LISTED ENTRIES:
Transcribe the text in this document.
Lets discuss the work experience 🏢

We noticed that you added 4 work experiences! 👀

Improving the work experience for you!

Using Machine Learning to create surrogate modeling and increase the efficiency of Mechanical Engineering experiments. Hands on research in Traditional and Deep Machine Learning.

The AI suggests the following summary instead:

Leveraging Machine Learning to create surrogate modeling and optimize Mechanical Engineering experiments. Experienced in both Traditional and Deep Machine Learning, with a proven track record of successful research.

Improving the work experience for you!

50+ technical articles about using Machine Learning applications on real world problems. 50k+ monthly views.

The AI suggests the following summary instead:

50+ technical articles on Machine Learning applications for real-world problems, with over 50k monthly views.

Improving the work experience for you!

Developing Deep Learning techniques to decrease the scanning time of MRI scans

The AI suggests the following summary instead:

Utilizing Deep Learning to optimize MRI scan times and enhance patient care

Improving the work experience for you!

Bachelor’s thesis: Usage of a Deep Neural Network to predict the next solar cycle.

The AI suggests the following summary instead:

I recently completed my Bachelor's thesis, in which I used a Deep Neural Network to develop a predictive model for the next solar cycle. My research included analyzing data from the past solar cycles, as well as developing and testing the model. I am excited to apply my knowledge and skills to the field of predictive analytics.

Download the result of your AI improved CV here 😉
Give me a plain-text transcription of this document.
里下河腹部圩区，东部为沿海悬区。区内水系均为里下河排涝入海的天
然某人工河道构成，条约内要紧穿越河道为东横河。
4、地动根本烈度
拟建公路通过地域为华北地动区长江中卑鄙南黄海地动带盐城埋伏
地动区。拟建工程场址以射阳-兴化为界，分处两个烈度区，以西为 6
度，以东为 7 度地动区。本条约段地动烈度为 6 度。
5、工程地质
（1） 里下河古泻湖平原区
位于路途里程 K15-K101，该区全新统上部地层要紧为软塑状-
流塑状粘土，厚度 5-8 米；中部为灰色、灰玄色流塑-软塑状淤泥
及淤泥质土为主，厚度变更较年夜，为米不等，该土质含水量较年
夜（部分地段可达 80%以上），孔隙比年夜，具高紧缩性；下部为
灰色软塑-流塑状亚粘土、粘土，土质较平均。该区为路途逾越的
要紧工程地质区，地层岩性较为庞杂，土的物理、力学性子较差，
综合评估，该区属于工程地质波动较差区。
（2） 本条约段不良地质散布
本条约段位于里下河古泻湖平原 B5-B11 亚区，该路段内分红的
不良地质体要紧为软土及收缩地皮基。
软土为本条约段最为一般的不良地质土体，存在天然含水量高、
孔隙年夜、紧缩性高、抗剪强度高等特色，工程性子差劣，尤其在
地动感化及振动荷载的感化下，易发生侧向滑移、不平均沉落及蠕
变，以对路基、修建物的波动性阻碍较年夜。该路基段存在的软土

REQUEST: Check each line of the records for the word "create" and extract those that contain it.

EXERCISE RESPONSE:
Using Machine Learning to create surrogate modeling and increase the efficiency of Mechanical Engineering experiments. Hands on research in Traditional and Deep Machine Learning.
Leveraging Machine Learning to create surrogate modeling and optimize Mechanical Engineering experiments. Experienced in both Traditional and Deep Machine Learning, with a proven track record of successful research.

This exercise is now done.